▸ JOB
Using the entries that follow, collect the lines where the word "name" appears.

[Begin]

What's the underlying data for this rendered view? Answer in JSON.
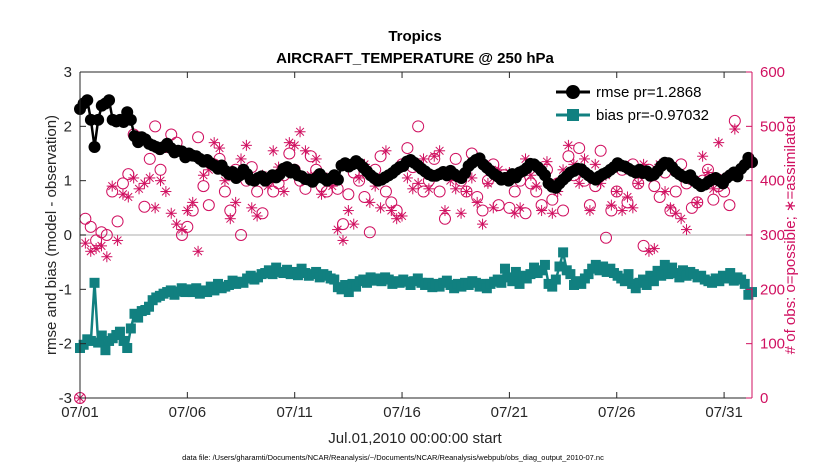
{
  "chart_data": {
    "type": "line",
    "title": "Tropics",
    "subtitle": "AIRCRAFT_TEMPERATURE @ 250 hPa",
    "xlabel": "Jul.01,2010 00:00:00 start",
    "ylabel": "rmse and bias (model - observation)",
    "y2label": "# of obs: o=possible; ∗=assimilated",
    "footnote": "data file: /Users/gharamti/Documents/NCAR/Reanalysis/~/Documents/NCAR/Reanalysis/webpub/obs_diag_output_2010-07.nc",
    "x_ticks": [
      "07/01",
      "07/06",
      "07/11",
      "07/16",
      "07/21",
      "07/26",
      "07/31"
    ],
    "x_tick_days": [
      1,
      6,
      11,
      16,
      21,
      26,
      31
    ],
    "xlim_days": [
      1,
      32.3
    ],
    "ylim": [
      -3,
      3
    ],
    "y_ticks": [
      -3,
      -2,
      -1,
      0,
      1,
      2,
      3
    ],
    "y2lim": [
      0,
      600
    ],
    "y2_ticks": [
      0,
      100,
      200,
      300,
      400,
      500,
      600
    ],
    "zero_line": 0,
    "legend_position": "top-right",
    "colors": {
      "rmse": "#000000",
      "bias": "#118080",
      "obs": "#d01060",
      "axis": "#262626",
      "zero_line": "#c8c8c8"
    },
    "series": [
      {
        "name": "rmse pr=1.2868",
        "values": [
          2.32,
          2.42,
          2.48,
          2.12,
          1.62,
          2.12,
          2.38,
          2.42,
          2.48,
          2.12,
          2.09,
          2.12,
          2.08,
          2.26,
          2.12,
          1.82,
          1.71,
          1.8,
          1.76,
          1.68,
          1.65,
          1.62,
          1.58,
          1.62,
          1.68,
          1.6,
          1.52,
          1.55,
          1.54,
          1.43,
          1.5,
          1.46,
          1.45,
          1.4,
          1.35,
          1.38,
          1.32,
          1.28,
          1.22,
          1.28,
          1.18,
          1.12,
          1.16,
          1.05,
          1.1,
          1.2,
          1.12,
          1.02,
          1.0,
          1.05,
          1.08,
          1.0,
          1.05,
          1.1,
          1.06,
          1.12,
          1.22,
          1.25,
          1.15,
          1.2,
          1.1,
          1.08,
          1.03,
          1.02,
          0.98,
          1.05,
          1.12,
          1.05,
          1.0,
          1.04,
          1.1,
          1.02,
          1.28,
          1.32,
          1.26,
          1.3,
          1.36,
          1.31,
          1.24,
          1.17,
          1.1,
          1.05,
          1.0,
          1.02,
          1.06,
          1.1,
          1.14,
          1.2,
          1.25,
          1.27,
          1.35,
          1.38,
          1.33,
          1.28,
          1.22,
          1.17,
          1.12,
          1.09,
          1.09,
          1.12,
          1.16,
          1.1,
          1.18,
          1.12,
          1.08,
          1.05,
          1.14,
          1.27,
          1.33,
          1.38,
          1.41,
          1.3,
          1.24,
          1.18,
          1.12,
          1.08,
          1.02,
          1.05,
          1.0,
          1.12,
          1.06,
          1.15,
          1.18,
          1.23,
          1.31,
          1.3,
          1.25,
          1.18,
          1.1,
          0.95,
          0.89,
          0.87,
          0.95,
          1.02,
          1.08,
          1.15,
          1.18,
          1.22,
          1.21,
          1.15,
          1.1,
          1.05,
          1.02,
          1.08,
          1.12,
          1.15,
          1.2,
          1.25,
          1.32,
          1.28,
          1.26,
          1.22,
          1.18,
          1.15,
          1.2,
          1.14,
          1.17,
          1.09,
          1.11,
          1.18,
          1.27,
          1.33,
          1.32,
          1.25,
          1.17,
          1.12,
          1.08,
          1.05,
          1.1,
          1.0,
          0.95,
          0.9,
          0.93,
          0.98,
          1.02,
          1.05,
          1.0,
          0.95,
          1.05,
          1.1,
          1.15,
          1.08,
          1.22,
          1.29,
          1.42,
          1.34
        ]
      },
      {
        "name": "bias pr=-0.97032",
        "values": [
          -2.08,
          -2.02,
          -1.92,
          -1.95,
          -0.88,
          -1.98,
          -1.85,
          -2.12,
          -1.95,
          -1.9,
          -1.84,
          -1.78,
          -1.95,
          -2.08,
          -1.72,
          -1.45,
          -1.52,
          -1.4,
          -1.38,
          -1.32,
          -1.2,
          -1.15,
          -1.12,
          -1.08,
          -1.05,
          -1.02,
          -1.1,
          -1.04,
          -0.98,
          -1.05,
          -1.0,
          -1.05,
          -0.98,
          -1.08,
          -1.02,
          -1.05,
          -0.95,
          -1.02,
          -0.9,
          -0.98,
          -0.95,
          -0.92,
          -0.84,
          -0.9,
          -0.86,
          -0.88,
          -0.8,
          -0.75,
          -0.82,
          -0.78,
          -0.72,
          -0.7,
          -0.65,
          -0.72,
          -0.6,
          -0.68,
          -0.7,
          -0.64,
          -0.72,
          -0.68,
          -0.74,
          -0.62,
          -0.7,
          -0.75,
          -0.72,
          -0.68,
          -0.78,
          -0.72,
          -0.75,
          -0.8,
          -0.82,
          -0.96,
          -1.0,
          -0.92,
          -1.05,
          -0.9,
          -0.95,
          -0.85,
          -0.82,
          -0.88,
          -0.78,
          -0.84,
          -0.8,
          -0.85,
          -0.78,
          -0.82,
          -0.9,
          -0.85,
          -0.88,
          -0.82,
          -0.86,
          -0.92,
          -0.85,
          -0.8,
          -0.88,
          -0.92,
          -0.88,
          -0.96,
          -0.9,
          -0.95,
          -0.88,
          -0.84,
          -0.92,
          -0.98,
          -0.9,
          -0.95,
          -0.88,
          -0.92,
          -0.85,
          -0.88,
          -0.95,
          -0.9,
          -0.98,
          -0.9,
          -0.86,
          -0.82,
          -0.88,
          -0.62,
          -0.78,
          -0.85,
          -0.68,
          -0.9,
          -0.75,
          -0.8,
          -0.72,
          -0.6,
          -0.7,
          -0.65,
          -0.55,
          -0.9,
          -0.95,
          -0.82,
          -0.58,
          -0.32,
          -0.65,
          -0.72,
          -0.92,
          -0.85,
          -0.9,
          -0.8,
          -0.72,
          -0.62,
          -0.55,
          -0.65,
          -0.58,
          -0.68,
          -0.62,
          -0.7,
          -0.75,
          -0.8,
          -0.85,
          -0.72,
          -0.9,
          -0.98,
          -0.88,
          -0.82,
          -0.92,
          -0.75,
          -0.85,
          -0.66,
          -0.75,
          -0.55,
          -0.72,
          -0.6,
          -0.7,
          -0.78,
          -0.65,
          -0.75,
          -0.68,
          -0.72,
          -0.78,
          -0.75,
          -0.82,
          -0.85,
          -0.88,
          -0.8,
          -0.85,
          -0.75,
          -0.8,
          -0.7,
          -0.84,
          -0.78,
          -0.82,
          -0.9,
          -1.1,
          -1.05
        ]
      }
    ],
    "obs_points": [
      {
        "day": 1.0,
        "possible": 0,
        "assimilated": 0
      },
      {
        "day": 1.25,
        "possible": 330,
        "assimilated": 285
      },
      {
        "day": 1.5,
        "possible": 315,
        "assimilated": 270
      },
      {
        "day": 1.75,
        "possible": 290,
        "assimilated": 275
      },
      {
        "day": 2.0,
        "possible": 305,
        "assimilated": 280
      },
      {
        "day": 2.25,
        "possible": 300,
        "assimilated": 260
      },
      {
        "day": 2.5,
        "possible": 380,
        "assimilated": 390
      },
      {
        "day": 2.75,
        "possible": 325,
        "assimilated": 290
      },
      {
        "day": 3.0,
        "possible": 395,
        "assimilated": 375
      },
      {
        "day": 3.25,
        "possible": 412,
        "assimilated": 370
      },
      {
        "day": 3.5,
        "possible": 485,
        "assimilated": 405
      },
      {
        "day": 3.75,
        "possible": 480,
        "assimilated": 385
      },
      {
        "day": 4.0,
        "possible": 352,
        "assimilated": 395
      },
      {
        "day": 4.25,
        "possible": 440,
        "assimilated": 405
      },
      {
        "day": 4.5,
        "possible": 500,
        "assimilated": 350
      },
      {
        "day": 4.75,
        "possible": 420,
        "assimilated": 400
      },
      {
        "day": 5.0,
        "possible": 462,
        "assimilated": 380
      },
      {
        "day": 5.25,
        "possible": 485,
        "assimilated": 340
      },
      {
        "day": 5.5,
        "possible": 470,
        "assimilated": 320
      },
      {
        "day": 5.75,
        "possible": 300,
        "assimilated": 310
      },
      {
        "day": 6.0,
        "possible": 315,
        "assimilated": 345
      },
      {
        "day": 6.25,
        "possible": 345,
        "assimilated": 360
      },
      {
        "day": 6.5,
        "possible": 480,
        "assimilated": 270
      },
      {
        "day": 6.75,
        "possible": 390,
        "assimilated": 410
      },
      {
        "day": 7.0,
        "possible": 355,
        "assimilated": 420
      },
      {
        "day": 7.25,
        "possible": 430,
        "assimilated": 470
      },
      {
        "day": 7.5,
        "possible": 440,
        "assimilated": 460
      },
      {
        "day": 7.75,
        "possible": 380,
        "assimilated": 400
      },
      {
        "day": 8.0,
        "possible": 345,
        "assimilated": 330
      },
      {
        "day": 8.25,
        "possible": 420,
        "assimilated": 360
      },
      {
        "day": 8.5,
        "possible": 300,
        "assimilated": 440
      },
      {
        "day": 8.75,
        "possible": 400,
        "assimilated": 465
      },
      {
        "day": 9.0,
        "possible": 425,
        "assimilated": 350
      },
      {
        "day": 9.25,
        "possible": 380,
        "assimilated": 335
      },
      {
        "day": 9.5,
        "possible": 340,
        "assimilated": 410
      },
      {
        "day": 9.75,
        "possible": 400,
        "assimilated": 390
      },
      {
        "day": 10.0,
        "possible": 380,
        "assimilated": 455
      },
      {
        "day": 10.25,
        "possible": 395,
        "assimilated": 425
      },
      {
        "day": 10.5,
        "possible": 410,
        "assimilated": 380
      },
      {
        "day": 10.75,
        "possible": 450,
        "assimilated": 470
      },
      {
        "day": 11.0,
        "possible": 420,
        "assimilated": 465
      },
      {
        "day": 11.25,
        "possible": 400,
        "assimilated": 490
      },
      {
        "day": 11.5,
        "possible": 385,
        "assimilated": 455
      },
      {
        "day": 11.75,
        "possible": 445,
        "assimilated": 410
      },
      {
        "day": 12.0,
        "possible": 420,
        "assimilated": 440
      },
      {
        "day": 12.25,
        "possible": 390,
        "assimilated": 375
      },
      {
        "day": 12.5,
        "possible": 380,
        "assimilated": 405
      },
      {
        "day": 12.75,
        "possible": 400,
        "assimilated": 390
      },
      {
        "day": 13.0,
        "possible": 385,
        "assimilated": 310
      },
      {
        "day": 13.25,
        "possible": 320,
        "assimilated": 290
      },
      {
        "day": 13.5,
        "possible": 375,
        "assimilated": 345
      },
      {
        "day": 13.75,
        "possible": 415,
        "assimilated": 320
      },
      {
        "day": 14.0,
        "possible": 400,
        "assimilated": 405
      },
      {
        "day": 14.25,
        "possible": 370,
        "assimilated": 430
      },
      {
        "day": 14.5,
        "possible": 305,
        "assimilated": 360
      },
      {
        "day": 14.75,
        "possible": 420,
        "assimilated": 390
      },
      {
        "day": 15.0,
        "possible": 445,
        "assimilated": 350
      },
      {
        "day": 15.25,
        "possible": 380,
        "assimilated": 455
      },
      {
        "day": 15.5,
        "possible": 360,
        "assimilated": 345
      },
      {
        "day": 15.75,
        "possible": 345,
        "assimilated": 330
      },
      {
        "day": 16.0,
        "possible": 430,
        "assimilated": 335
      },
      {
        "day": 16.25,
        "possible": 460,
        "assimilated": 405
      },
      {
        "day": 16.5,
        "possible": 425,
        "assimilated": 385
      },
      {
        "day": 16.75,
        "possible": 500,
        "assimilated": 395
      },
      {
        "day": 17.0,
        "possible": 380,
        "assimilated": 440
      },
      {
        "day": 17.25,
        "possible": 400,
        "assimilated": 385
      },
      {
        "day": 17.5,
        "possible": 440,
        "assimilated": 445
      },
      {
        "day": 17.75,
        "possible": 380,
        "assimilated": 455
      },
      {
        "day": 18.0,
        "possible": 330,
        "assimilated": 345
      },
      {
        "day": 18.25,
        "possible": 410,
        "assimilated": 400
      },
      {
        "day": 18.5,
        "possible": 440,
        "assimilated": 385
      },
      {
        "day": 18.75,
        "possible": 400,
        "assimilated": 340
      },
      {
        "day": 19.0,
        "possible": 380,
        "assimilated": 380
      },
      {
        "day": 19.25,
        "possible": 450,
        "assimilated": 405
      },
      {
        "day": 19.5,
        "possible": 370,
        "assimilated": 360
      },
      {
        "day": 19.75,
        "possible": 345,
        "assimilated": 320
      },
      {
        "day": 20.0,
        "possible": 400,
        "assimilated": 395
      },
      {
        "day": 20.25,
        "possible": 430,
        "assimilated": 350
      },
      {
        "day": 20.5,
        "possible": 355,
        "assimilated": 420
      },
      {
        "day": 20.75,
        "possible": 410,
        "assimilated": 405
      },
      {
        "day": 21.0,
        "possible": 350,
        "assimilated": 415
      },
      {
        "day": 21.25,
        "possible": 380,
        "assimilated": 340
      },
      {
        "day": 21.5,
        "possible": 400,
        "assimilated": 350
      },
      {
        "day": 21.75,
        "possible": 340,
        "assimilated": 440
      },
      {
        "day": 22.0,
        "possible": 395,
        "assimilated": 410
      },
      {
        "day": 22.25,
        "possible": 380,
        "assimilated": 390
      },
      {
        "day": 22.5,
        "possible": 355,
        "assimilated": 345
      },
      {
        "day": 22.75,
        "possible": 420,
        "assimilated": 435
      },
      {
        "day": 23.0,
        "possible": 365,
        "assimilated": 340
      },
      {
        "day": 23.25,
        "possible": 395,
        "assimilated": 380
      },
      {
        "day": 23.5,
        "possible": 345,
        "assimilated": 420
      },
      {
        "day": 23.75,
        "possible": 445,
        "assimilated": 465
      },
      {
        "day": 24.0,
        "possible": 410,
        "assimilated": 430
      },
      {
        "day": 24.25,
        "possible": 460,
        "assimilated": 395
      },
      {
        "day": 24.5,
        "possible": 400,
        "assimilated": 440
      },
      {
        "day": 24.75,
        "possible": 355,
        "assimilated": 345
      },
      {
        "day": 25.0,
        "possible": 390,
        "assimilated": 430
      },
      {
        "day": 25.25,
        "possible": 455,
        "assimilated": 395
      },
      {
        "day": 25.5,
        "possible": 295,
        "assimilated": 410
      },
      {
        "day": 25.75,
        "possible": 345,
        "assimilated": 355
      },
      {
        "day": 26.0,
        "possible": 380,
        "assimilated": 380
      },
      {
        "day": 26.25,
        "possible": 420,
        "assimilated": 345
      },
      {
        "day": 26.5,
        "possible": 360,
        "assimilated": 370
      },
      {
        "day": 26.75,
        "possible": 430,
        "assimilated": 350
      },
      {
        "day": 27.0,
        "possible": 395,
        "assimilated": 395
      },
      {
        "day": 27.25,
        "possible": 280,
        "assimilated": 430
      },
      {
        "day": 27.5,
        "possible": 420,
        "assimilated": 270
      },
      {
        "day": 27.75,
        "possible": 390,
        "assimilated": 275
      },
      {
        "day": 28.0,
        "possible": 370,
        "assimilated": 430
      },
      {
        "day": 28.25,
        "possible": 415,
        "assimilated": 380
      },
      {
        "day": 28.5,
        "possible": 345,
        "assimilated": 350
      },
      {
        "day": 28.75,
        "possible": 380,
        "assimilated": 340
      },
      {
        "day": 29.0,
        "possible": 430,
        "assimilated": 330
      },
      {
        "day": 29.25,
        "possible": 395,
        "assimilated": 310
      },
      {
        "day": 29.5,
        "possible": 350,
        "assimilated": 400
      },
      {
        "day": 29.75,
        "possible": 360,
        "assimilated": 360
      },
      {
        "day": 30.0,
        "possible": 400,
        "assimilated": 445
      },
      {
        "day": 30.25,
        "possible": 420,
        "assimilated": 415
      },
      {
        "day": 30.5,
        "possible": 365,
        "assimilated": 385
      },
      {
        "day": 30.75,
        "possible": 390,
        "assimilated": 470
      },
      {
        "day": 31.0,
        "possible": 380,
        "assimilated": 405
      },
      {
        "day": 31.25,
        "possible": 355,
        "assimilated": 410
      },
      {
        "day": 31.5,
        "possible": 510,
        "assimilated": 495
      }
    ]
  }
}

[End]
[Begin]

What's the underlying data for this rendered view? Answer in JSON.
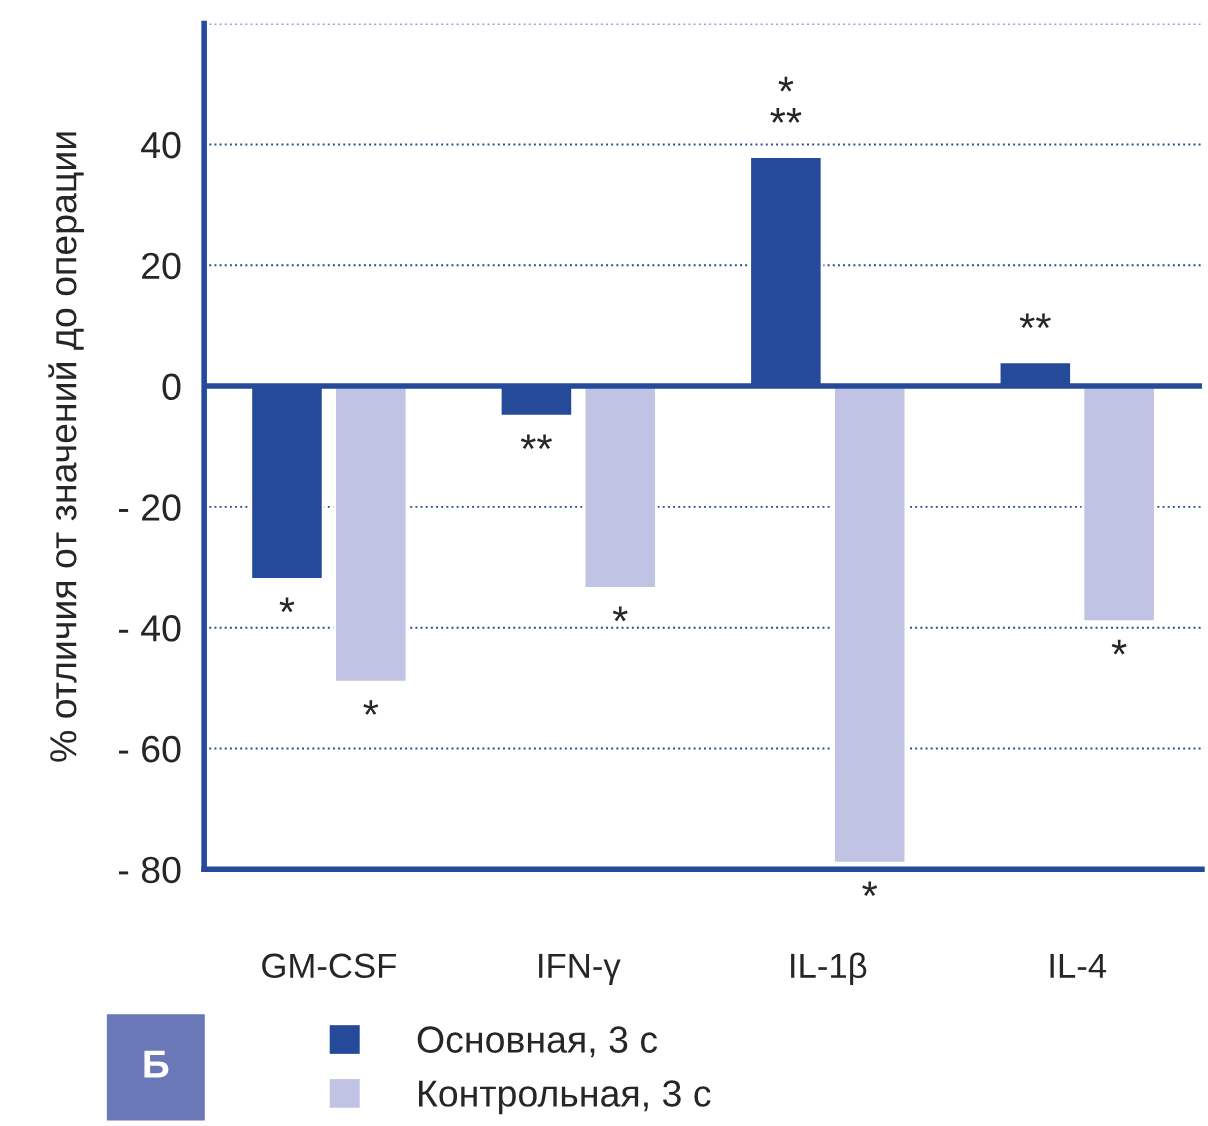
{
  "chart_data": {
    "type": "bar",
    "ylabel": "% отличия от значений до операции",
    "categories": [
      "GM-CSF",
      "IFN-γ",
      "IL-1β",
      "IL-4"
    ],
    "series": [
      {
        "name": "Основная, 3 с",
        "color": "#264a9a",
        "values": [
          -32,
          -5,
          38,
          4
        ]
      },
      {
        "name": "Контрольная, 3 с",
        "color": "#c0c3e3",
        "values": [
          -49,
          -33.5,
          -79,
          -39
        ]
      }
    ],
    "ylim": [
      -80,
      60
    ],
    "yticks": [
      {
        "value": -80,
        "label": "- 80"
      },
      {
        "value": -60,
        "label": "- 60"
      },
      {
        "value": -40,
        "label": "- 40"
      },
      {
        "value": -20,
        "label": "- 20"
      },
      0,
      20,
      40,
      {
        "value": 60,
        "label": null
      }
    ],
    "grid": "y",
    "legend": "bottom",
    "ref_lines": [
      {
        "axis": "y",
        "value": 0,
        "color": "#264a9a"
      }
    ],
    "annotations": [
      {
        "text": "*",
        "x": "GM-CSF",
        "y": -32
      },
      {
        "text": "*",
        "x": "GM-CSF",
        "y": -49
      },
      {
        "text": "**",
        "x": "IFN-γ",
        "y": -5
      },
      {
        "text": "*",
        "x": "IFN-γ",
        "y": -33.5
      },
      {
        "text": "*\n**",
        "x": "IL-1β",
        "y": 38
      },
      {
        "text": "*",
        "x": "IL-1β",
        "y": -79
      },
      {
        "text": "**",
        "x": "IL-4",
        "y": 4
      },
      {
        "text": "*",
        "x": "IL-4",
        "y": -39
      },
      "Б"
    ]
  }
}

[End]

▸ TASK OUTPUT
        "name": "rmse pr=1.2868",
        "name": "bias pr=-0.97032",
        "name": "Основная, 3 с",
        "name": "Контрольная, 3 с",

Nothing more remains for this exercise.